Your goal: Find every line in the records below that holds the word "values" and copy it.

Records from a data source
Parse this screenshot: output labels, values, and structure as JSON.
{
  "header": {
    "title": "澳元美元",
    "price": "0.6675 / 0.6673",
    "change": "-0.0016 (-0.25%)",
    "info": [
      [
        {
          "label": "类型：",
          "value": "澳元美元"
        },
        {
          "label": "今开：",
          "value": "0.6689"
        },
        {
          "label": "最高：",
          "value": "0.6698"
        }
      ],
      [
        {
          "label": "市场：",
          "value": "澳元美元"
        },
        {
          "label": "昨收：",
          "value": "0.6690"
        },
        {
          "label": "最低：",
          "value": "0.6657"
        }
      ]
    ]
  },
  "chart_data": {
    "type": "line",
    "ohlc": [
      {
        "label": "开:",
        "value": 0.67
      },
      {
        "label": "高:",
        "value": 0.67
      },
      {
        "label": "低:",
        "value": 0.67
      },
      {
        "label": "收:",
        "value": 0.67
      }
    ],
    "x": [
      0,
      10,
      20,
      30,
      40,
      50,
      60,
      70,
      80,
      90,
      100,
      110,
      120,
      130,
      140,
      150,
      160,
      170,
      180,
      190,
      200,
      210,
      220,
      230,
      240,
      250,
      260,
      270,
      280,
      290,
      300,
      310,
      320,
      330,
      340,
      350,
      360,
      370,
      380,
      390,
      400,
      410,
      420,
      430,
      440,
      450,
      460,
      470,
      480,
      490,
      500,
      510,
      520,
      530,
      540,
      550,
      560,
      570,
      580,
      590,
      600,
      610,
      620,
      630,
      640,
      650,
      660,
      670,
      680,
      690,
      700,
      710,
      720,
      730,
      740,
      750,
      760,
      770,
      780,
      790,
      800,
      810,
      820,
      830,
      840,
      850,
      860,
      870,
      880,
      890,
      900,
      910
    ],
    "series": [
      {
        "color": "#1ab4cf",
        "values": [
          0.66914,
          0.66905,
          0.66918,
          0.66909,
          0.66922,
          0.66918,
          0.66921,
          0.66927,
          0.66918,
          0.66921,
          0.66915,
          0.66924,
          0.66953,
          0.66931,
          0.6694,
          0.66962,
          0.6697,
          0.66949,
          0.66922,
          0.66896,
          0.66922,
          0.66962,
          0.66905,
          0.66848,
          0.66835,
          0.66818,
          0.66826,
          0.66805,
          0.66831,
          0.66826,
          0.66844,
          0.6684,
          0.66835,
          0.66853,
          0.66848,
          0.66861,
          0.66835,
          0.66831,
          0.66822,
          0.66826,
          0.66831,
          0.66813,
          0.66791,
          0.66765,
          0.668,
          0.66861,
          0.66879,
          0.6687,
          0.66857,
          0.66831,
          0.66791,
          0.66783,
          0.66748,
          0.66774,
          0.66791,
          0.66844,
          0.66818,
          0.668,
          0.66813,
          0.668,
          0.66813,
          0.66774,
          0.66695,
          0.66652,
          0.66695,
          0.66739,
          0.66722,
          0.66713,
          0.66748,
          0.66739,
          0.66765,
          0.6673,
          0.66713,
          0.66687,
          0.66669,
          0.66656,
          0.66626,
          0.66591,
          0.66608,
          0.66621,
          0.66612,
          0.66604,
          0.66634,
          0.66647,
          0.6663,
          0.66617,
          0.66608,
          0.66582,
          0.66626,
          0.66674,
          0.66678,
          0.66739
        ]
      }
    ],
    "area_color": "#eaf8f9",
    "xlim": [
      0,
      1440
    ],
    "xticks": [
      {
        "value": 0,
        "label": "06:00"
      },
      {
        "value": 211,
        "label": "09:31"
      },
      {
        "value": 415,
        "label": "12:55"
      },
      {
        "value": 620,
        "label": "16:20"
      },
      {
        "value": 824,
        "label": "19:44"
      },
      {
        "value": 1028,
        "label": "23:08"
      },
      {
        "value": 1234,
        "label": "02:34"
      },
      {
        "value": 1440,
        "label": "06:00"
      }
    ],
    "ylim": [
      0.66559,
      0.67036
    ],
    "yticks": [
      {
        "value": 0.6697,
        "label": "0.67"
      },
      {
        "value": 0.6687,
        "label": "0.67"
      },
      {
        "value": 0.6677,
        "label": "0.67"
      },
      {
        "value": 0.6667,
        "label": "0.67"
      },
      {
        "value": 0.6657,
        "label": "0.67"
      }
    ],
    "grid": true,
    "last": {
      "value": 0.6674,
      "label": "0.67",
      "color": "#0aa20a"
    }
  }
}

Result:
Parse this screenshot: output labels, values, and structure as JSON.
        "values": [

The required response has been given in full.